**TASK OBJECTIVE**.
Could you copy every line from the material below in which "diagonal" appears?

Dataset entries on figures
# # # # # # #
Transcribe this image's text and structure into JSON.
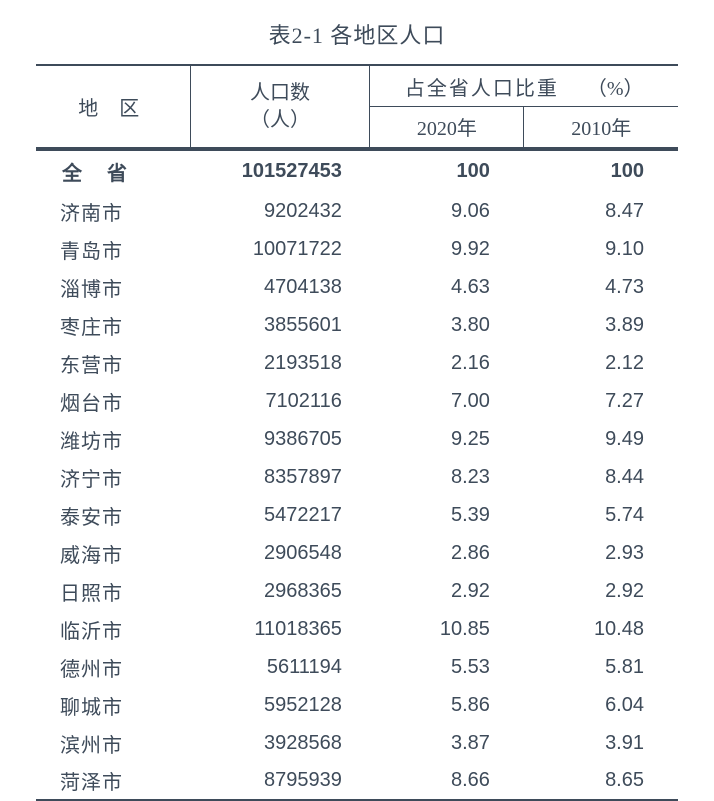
{
  "title": "表2-1  各地区人口",
  "header": {
    "region": "地 区",
    "population_line1": "人口数",
    "population_line2": "（人）",
    "share": "占全省人口比重",
    "pct": "（%）",
    "y2020": "2020年",
    "y2010": "2010年"
  },
  "text_color": "#3e4b5a",
  "background_color": "#ffffff",
  "border_color": "#3e4b5a",
  "rows": [
    {
      "region": "全 省",
      "population": "101527453",
      "y2020": "100",
      "y2010": "100",
      "total": true
    },
    {
      "region": "济南市",
      "population": "9202432",
      "y2020": "9.06",
      "y2010": "8.47",
      "total": false
    },
    {
      "region": "青岛市",
      "population": "10071722",
      "y2020": "9.92",
      "y2010": "9.10",
      "total": false
    },
    {
      "region": "淄博市",
      "population": "4704138",
      "y2020": "4.63",
      "y2010": "4.73",
      "total": false
    },
    {
      "region": "枣庄市",
      "population": "3855601",
      "y2020": "3.80",
      "y2010": "3.89",
      "total": false
    },
    {
      "region": "东营市",
      "population": "2193518",
      "y2020": "2.16",
      "y2010": "2.12",
      "total": false
    },
    {
      "region": "烟台市",
      "population": "7102116",
      "y2020": "7.00",
      "y2010": "7.27",
      "total": false
    },
    {
      "region": "潍坊市",
      "population": "9386705",
      "y2020": "9.25",
      "y2010": "9.49",
      "total": false
    },
    {
      "region": "济宁市",
      "population": "8357897",
      "y2020": "8.23",
      "y2010": "8.44",
      "total": false
    },
    {
      "region": "泰安市",
      "population": "5472217",
      "y2020": "5.39",
      "y2010": "5.74",
      "total": false
    },
    {
      "region": "威海市",
      "population": "2906548",
      "y2020": "2.86",
      "y2010": "2.93",
      "total": false
    },
    {
      "region": "日照市",
      "population": "2968365",
      "y2020": "2.92",
      "y2010": "2.92",
      "total": false
    },
    {
      "region": "临沂市",
      "population": "11018365",
      "y2020": "10.85",
      "y2010": "10.48",
      "total": false
    },
    {
      "region": "德州市",
      "population": "5611194",
      "y2020": "5.53",
      "y2010": "5.81",
      "total": false
    },
    {
      "region": "聊城市",
      "population": "5952128",
      "y2020": "5.86",
      "y2010": "6.04",
      "total": false
    },
    {
      "region": "滨州市",
      "population": "3928568",
      "y2020": "3.87",
      "y2010": "3.91",
      "total": false
    },
    {
      "region": "菏泽市",
      "population": "8795939",
      "y2020": "8.66",
      "y2010": "8.65",
      "total": false
    }
  ]
}
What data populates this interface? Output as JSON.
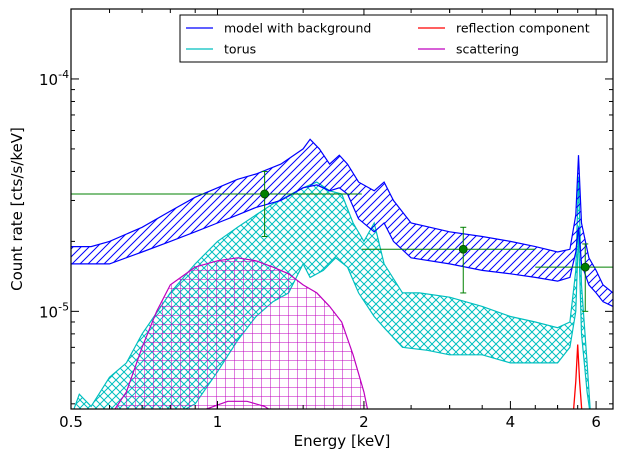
{
  "chart_data": {
    "type": "line",
    "xlabel": "Energy [keV]",
    "ylabel": "Count rate [cts/s/keV]",
    "x_scale": "log",
    "y_scale": "log",
    "xlim": [
      0.5,
      6.5
    ],
    "ylim": [
      3.8e-06,
      0.0002
    ],
    "x_ticks": [
      {
        "value": 0.5,
        "label": "0.5"
      },
      {
        "value": 1,
        "label": "1"
      },
      {
        "value": 2,
        "label": "2"
      },
      {
        "value": 4,
        "label": "4"
      },
      {
        "value": 6,
        "label": "6"
      }
    ],
    "y_ticks": [
      {
        "value": 1e-05,
        "base": "10",
        "exp": "-5"
      },
      {
        "value": 0.0001,
        "base": "10",
        "exp": "-4"
      }
    ],
    "legend": {
      "position": "top-right",
      "columns": 2,
      "entries": [
        {
          "label": "model with background",
          "color": "#0000ff"
        },
        {
          "label": "reflection component",
          "color": "#ff0000"
        },
        {
          "label": "torus",
          "color": "#00bfbf"
        },
        {
          "label": "scattering",
          "color": "#bf00bf"
        }
      ]
    },
    "series": [
      {
        "name": "model with background",
        "color": "#0000ff",
        "hatch": "diagonal",
        "upper": [
          [
            0.5,
            1.9e-05
          ],
          [
            0.55,
            1.9e-05
          ],
          [
            0.6,
            2e-05
          ],
          [
            0.7,
            2.3e-05
          ],
          [
            0.8,
            2.7e-05
          ],
          [
            0.9,
            3.1e-05
          ],
          [
            1.0,
            3.4e-05
          ],
          [
            1.1,
            3.7e-05
          ],
          [
            1.2,
            3.9e-05
          ],
          [
            1.35,
            4.3e-05
          ],
          [
            1.5,
            5e-05
          ],
          [
            1.55,
            5.5e-05
          ],
          [
            1.62,
            5e-05
          ],
          [
            1.7,
            4.3e-05
          ],
          [
            1.78,
            4.7e-05
          ],
          [
            1.85,
            4.3e-05
          ],
          [
            1.95,
            3.6e-05
          ],
          [
            2.1,
            3.3e-05
          ],
          [
            2.2,
            3.6e-05
          ],
          [
            2.3,
            3e-05
          ],
          [
            2.5,
            2.4e-05
          ],
          [
            3.0,
            2.2e-05
          ],
          [
            3.5,
            2.1e-05
          ],
          [
            4.0,
            2e-05
          ],
          [
            4.5,
            1.9e-05
          ],
          [
            5.0,
            1.8e-05
          ],
          [
            5.3,
            1.85e-05
          ],
          [
            5.45,
            2.6e-05
          ],
          [
            5.52,
            4.7e-05
          ],
          [
            5.6,
            2.4e-05
          ],
          [
            5.8,
            1.7e-05
          ],
          [
            6.0,
            1.5e-05
          ],
          [
            6.2,
            1.3e-05
          ],
          [
            6.5,
            1.2e-05
          ]
        ],
        "lower": [
          [
            0.5,
            1.6e-05
          ],
          [
            0.6,
            1.6e-05
          ],
          [
            0.7,
            1.8e-05
          ],
          [
            0.8,
            2e-05
          ],
          [
            0.9,
            2.2e-05
          ],
          [
            1.0,
            2.4e-05
          ],
          [
            1.1,
            2.6e-05
          ],
          [
            1.2,
            2.8e-05
          ],
          [
            1.35,
            3e-05
          ],
          [
            1.5,
            3.4e-05
          ],
          [
            1.6,
            3.5e-05
          ],
          [
            1.7,
            3.3e-05
          ],
          [
            1.78,
            3.4e-05
          ],
          [
            1.85,
            3.2e-05
          ],
          [
            1.95,
            2.5e-05
          ],
          [
            2.1,
            2.2e-05
          ],
          [
            2.2,
            2.4e-05
          ],
          [
            2.3,
            2e-05
          ],
          [
            2.5,
            1.7e-05
          ],
          [
            3.0,
            1.6e-05
          ],
          [
            3.5,
            1.5e-05
          ],
          [
            4.0,
            1.45e-05
          ],
          [
            4.5,
            1.4e-05
          ],
          [
            5.0,
            1.35e-05
          ],
          [
            5.3,
            1.4e-05
          ],
          [
            5.45,
            1.8e-05
          ],
          [
            5.52,
            2.3e-05
          ],
          [
            5.6,
            1.6e-05
          ],
          [
            5.8,
            1.3e-05
          ],
          [
            6.0,
            1.2e-05
          ],
          [
            6.2,
            1.1e-05
          ],
          [
            6.5,
            1.05e-05
          ]
        ]
      },
      {
        "name": "torus",
        "color": "#00bfbf",
        "hatch": "cross-diagonal",
        "upper": [
          [
            0.5,
            3.5e-06
          ],
          [
            0.52,
            4.4e-06
          ],
          [
            0.55,
            3.9e-06
          ],
          [
            0.6,
            5.2e-06
          ],
          [
            0.65,
            6e-06
          ],
          [
            0.7,
            8e-06
          ],
          [
            0.8,
            1.2e-05
          ],
          [
            0.9,
            1.6e-05
          ],
          [
            1.0,
            2e-05
          ],
          [
            1.1,
            2.3e-05
          ],
          [
            1.2,
            2.6e-05
          ],
          [
            1.3,
            2.9e-05
          ],
          [
            1.5,
            3.4e-05
          ],
          [
            1.6,
            3.6e-05
          ],
          [
            1.7,
            3.3e-05
          ],
          [
            1.8,
            3.2e-05
          ],
          [
            1.9,
            2.4e-05
          ],
          [
            2.0,
            2e-05
          ],
          [
            2.1,
            2.4e-05
          ],
          [
            2.2,
            1.6e-05
          ],
          [
            2.4,
            1.2e-05
          ],
          [
            2.6,
            1.2e-05
          ],
          [
            3.0,
            1.15e-05
          ],
          [
            3.5,
            1.05e-05
          ],
          [
            4.0,
            9.5e-06
          ],
          [
            4.5,
            9e-06
          ],
          [
            5.0,
            8.5e-06
          ],
          [
            5.3,
            9e-06
          ],
          [
            5.45,
            1.5e-05
          ],
          [
            5.52,
            3.8e-05
          ],
          [
            5.6,
            1.3e-05
          ],
          [
            5.75,
            6e-06
          ],
          [
            5.85,
            3.5e-06
          ]
        ],
        "lower": [
          [
            0.5,
            3.5e-06
          ],
          [
            0.6,
            3.5e-06
          ],
          [
            0.7,
            3.5e-06
          ],
          [
            0.8,
            3.5e-06
          ],
          [
            0.9,
            4e-06
          ],
          [
            1.0,
            5.5e-06
          ],
          [
            1.1,
            7.5e-06
          ],
          [
            1.2,
            9.5e-06
          ],
          [
            1.3,
            1.1e-05
          ],
          [
            1.4,
            1.2e-05
          ],
          [
            1.5,
            1.6e-05
          ],
          [
            1.55,
            1.4e-05
          ],
          [
            1.65,
            1.5e-05
          ],
          [
            1.75,
            1.7e-05
          ],
          [
            1.85,
            1.55e-05
          ],
          [
            1.95,
            1.2e-05
          ],
          [
            2.1,
            9.5e-06
          ],
          [
            2.2,
            8.5e-06
          ],
          [
            2.4,
            7e-06
          ],
          [
            2.7,
            6.8e-06
          ],
          [
            3.0,
            6.5e-06
          ],
          [
            3.5,
            6.5e-06
          ],
          [
            4.0,
            6e-06
          ],
          [
            4.5,
            6e-06
          ],
          [
            5.0,
            6e-06
          ],
          [
            5.3,
            7e-06
          ],
          [
            5.45,
            1e-05
          ],
          [
            5.52,
            2.2e-05
          ],
          [
            5.6,
            8e-06
          ],
          [
            5.75,
            4.5e-06
          ],
          [
            5.85,
            3.5e-06
          ]
        ]
      },
      {
        "name": "scattering",
        "color": "#bf00bf",
        "hatch": "grid",
        "upper": [
          [
            0.6,
            3.5e-06
          ],
          [
            0.65,
            4.5e-06
          ],
          [
            0.7,
            7e-06
          ],
          [
            0.75,
            1e-05
          ],
          [
            0.8,
            1.3e-05
          ],
          [
            0.9,
            1.55e-05
          ],
          [
            1.0,
            1.65e-05
          ],
          [
            1.1,
            1.7e-05
          ],
          [
            1.2,
            1.65e-05
          ],
          [
            1.3,
            1.55e-05
          ],
          [
            1.4,
            1.45e-05
          ],
          [
            1.5,
            1.3e-05
          ],
          [
            1.6,
            1.2e-05
          ],
          [
            1.7,
            1.05e-05
          ],
          [
            1.8,
            9e-06
          ],
          [
            1.9,
            6.5e-06
          ],
          [
            2.0,
            4.5e-06
          ],
          [
            2.05,
            3.5e-06
          ]
        ],
        "lower": [
          [
            0.85,
            3.5e-06
          ],
          [
            0.95,
            3.8e-06
          ],
          [
            1.05,
            4.1e-06
          ],
          [
            1.15,
            4.1e-06
          ],
          [
            1.25,
            3.9e-06
          ],
          [
            1.35,
            3.5e-06
          ]
        ]
      },
      {
        "name": "reflection component",
        "color": "#ff0000",
        "line": [
          [
            5.38,
            3.5e-06
          ],
          [
            5.45,
            5e-06
          ],
          [
            5.5,
            7.2e-06
          ],
          [
            5.55,
            5e-06
          ],
          [
            5.62,
            3.5e-06
          ]
        ]
      }
    ],
    "data_points": {
      "color": "#008000",
      "points": [
        {
          "x": 1.25,
          "y": 3.2e-05,
          "xerr": [
            0.5,
            1.98
          ],
          "yerr": [
            2.1e-05,
            4e-05
          ]
        },
        {
          "x": 3.2,
          "y": 1.85e-05,
          "xerr": [
            1.98,
            4.5
          ],
          "yerr": [
            1.2e-05,
            2.3e-05
          ]
        },
        {
          "x": 5.7,
          "y": 1.55e-05,
          "xerr": [
            4.5,
            6.5
          ],
          "yerr": [
            1e-05,
            1.95e-05
          ]
        }
      ]
    },
    "grid": false
  }
}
# # # # # # #
**COMPLETE OUTPUT**.
        "hatch": "diagonal",
        "hatch": "cross-diagonal",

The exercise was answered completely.